Data to use:
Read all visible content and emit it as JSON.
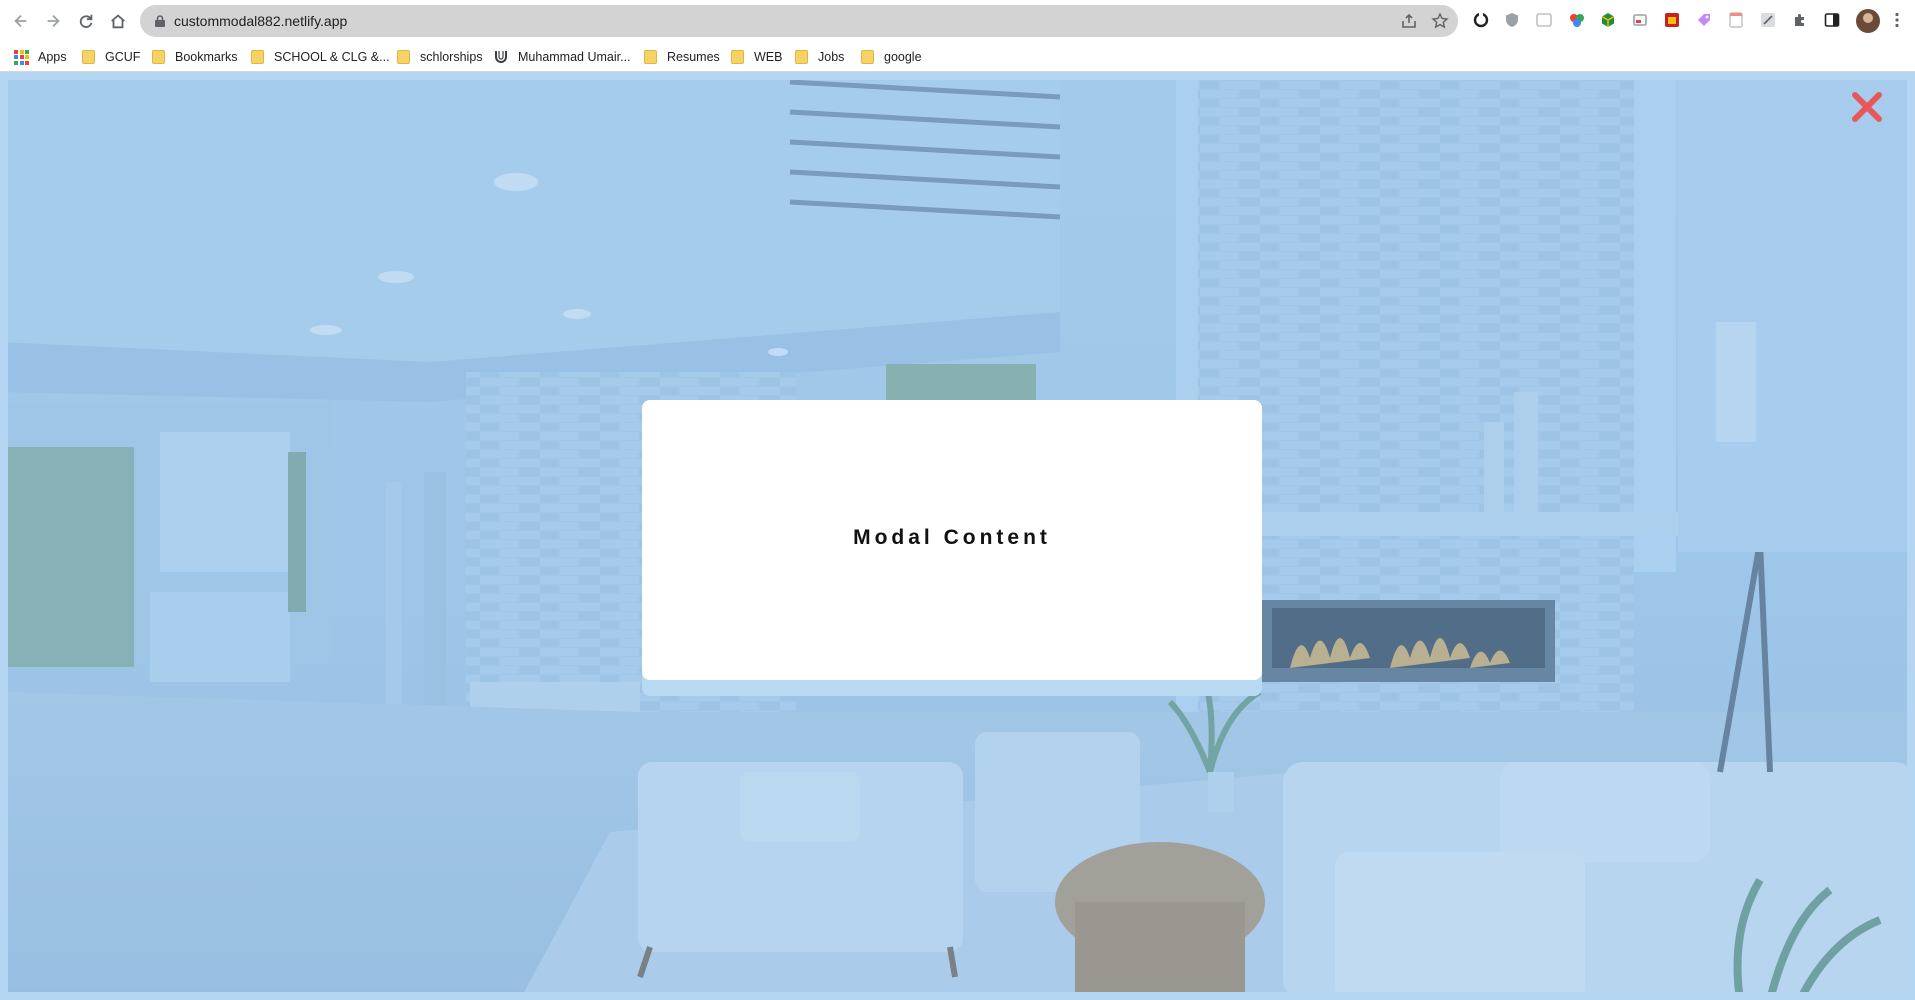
{
  "browser": {
    "url": "custommodal882.netlify.app",
    "nav_icons": [
      "back-icon",
      "forward-icon",
      "reload-icon",
      "home-icon"
    ],
    "bookmarks": [
      {
        "label": "Apps",
        "icon": "apps-icon"
      },
      {
        "label": "GCUF",
        "icon": "folder-icon"
      },
      {
        "label": "Bookmarks",
        "icon": "folder-icon"
      },
      {
        "label": "SCHOOL & CLG &...",
        "icon": "folder-icon"
      },
      {
        "label": "schlorships",
        "icon": "folder-icon"
      },
      {
        "label": "Muhammad Umair...",
        "icon": "u-logo-icon"
      },
      {
        "label": "Resumes",
        "icon": "folder-icon"
      },
      {
        "label": "WEB",
        "icon": "folder-icon"
      },
      {
        "label": "Jobs",
        "icon": "folder-icon"
      },
      {
        "label": "google",
        "icon": "folder-icon"
      }
    ]
  },
  "page": {
    "modal": {
      "content": "Modal Content"
    },
    "close_icon": "close-x-icon",
    "colors": {
      "overlay": "#a9cdea",
      "close": "#e8585a",
      "modal_bg": "#ffffff"
    }
  }
}
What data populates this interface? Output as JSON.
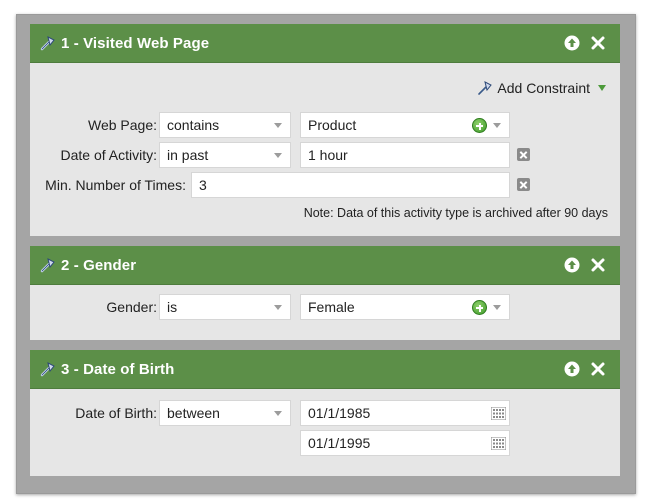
{
  "panels": [
    {
      "title": "1 - Visited Web Page",
      "add_constraint": "Add Constraint",
      "rows": [
        {
          "label": "Web Page:",
          "operator": "contains",
          "value": "Product"
        },
        {
          "label": "Date of Activity:",
          "operator": "in past",
          "value": "1 hour"
        },
        {
          "label": "Min. Number of Times:",
          "value": "3"
        }
      ],
      "note": "Note: Data of this activity type is archived after 90 days"
    },
    {
      "title": "2 - Gender",
      "rows": [
        {
          "label": "Gender:",
          "operator": "is",
          "value": "Female"
        }
      ]
    },
    {
      "title": "3 - Date of Birth",
      "rows": [
        {
          "label": "Date of Birth:",
          "operator": "between",
          "value": "01/1/1985",
          "value2": "01/1/1995"
        }
      ]
    }
  ],
  "icons": {
    "header": [
      "wand-icon",
      "move-up-icon",
      "close-icon"
    ],
    "add": "plus-icon",
    "remove": "remove-icon",
    "calendar": "calendar-icon"
  },
  "colors": {
    "header_green": "#5c8f48",
    "panel_bg": "#e6e6e6",
    "frame_gray": "#a5a5a5"
  }
}
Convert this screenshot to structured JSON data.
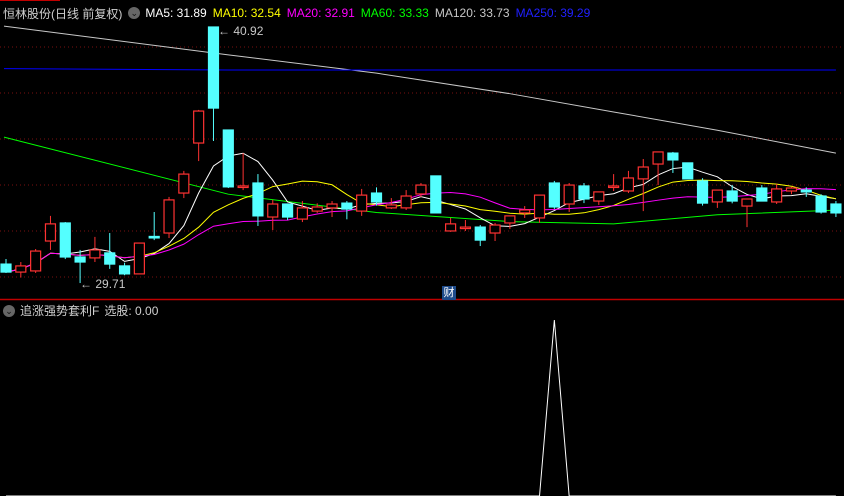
{
  "header": {
    "title": "恒林股份(日线 前复权)",
    "ma": [
      {
        "label": "MA5: 31.89",
        "color": "#ffffff"
      },
      {
        "label": "MA10: 32.54",
        "color": "#ffff00"
      },
      {
        "label": "MA20: 32.91",
        "color": "#ff00ff"
      },
      {
        "label": "MA60: 33.33",
        "color": "#00ff00"
      },
      {
        "label": "MA120: 33.73",
        "color": "#c8c8c8"
      },
      {
        "label": "MA250: 39.29",
        "color": "#0000ff"
      }
    ]
  },
  "indicator": {
    "name": "追涨强势套利F",
    "value_label": "选股: 0.00"
  },
  "badge": "财",
  "chart_data": [
    {
      "type": "candlestick",
      "title": "恒林股份(日线 前复权)",
      "up_color": "#ff3232",
      "down_color": "#54ffff",
      "annotations": {
        "high": "40.92",
        "low": "29.71"
      },
      "ohlc": [
        [
          30.54,
          30.76,
          30.15,
          30.19
        ],
        [
          30.19,
          30.63,
          29.95,
          30.46
        ],
        [
          30.24,
          31.2,
          30.15,
          31.11
        ],
        [
          31.55,
          32.65,
          31.16,
          32.3
        ],
        [
          32.34,
          32.38,
          30.76,
          30.85
        ],
        [
          30.85,
          31.16,
          29.71,
          30.63
        ],
        [
          30.81,
          31.73,
          30.63,
          31.16
        ],
        [
          31.03,
          31.9,
          30.33,
          30.54
        ],
        [
          30.46,
          30.6,
          30.05,
          30.11
        ],
        [
          30.11,
          31.46,
          30.11,
          31.46
        ],
        [
          31.75,
          32.82,
          31.59,
          31.73
        ],
        [
          31.9,
          33.48,
          31.68,
          33.35
        ],
        [
          33.65,
          34.62,
          33.43,
          34.48
        ],
        [
          35.84,
          37.29,
          35.05,
          37.24
        ],
        [
          40.92,
          40.92,
          35.93,
          37.37
        ],
        [
          36.41,
          36.41,
          33.87,
          33.92
        ],
        [
          33.92,
          35.4,
          33.78,
          33.96
        ],
        [
          34.09,
          34.48,
          32.21,
          32.65
        ],
        [
          32.6,
          33.35,
          32.03,
          33.17
        ],
        [
          33.17,
          33.17,
          32.47,
          32.6
        ],
        [
          32.51,
          33.3,
          32.38,
          33.0
        ],
        [
          32.86,
          33.2,
          32.78,
          33.04
        ],
        [
          33.0,
          33.3,
          32.6,
          33.17
        ],
        [
          33.21,
          33.3,
          32.5,
          32.95
        ],
        [
          32.86,
          33.83,
          32.65,
          33.56
        ],
        [
          33.65,
          33.9,
          33.1,
          33.26
        ],
        [
          33.0,
          33.43,
          32.95,
          33.13
        ],
        [
          33.0,
          33.78,
          32.91,
          33.52
        ],
        [
          33.61,
          34.09,
          33.48,
          34.0
        ],
        [
          34.4,
          34.4,
          32.78,
          32.78
        ],
        [
          31.99,
          32.56,
          31.95,
          32.3
        ],
        [
          32.14,
          32.47,
          31.99,
          32.16
        ],
        [
          32.16,
          32.25,
          31.33,
          31.59
        ],
        [
          31.9,
          32.34,
          31.55,
          32.25
        ],
        [
          32.34,
          32.65,
          32.08,
          32.65
        ],
        [
          32.78,
          33.08,
          32.56,
          32.91
        ],
        [
          32.56,
          33.56,
          32.35,
          33.56
        ],
        [
          34.09,
          34.18,
          32.95,
          33.04
        ],
        [
          33.17,
          34.09,
          32.82,
          34.0
        ],
        [
          33.96,
          34.09,
          33.21,
          33.39
        ],
        [
          33.3,
          33.7,
          33.13,
          33.7
        ],
        [
          33.94,
          34.48,
          33.74,
          33.96
        ],
        [
          33.74,
          34.62,
          33.65,
          34.31
        ],
        [
          34.27,
          35.14,
          32.86,
          34.79
        ],
        [
          34.92,
          35.45,
          34.0,
          35.45
        ],
        [
          35.4,
          35.45,
          34.53,
          35.1
        ],
        [
          34.97,
          34.97,
          34.27,
          34.27
        ],
        [
          34.18,
          34.3,
          33.1,
          33.21
        ],
        [
          33.26,
          33.78,
          33.0,
          33.78
        ],
        [
          33.74,
          34.0,
          33.2,
          33.3
        ],
        [
          33.08,
          33.39,
          32.16,
          33.39
        ],
        [
          33.87,
          34.0,
          33.28,
          33.3
        ],
        [
          33.26,
          34.05,
          33.17,
          33.83
        ],
        [
          33.74,
          33.92,
          33.6,
          33.87
        ],
        [
          33.78,
          33.9,
          33.48,
          33.7
        ],
        [
          33.52,
          33.6,
          32.75,
          32.82
        ],
        [
          33.17,
          33.3,
          32.6,
          32.78
        ]
      ],
      "long_ma_samples": {
        "index": [
          0,
          15,
          25,
          34,
          41,
          48,
          56
        ],
        "MA60": [
          36.1,
          33.6,
          32.8,
          32.4,
          32.3,
          32.7,
          32.9
        ],
        "MA120": [
          40.96,
          39.7,
          38.9,
          38.0,
          37.2,
          36.4,
          35.4
        ],
        "MA250": [
          39.1,
          39.04,
          39.04,
          39.04,
          39.04,
          39.04,
          39.04
        ]
      },
      "price_range": [
        29.2,
        41.2
      ]
    },
    {
      "type": "line",
      "title": "追涨强势套利F",
      "series": [
        {
          "name": "选股",
          "values": [
            0,
            0,
            0,
            0,
            0,
            0,
            0,
            0,
            0,
            0,
            0,
            0,
            0,
            0,
            0,
            0,
            0,
            0,
            0,
            0,
            0,
            0,
            0,
            0,
            0,
            0,
            0,
            0,
            0,
            0,
            0,
            0,
            0,
            0,
            0,
            0,
            0,
            1,
            0,
            0,
            0,
            0,
            0,
            0,
            0,
            0,
            0,
            0,
            0,
            0,
            0,
            0,
            0,
            0,
            0,
            0,
            0
          ]
        }
      ],
      "ylim": [
        0,
        1.1
      ]
    }
  ]
}
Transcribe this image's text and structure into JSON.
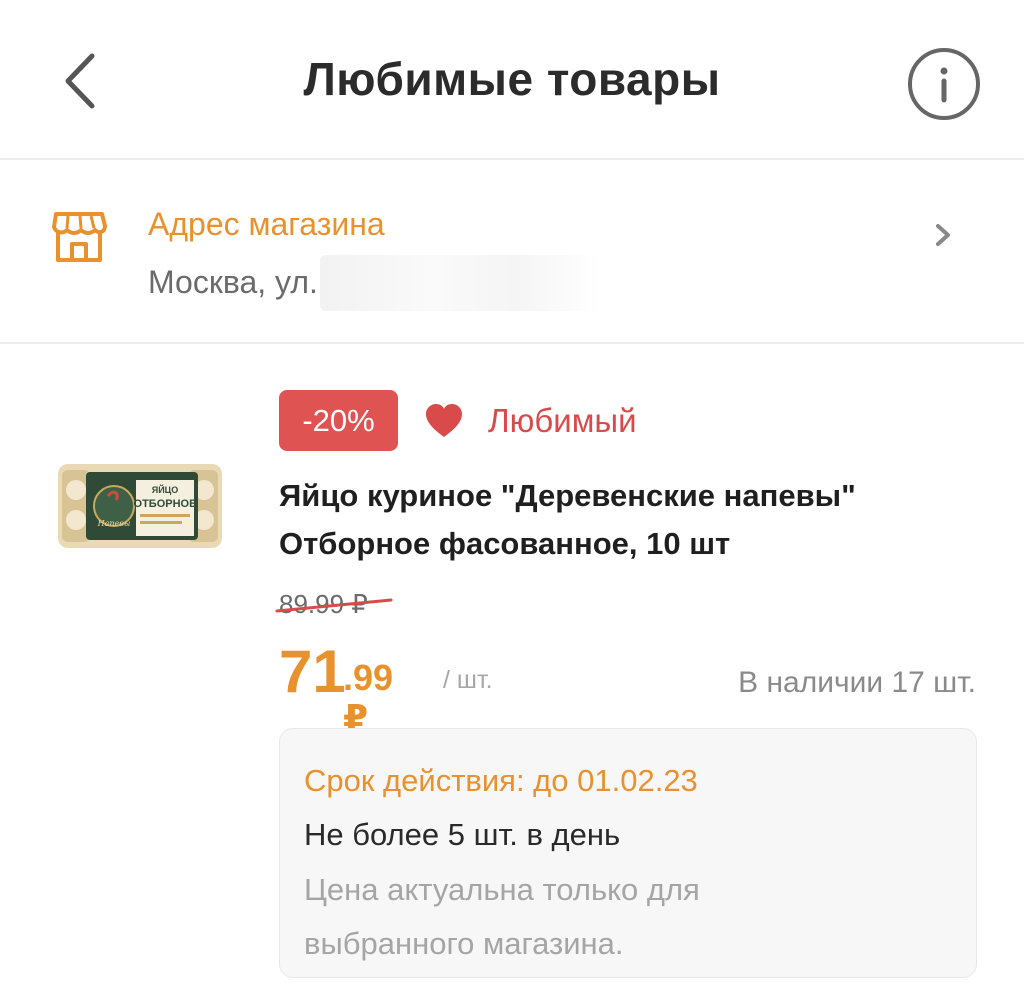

Job:
Check each line above for the string "content" and show the ones that have it.

Written response:
Read all visible content and emit it as JSON.
      "content": "Modal Content"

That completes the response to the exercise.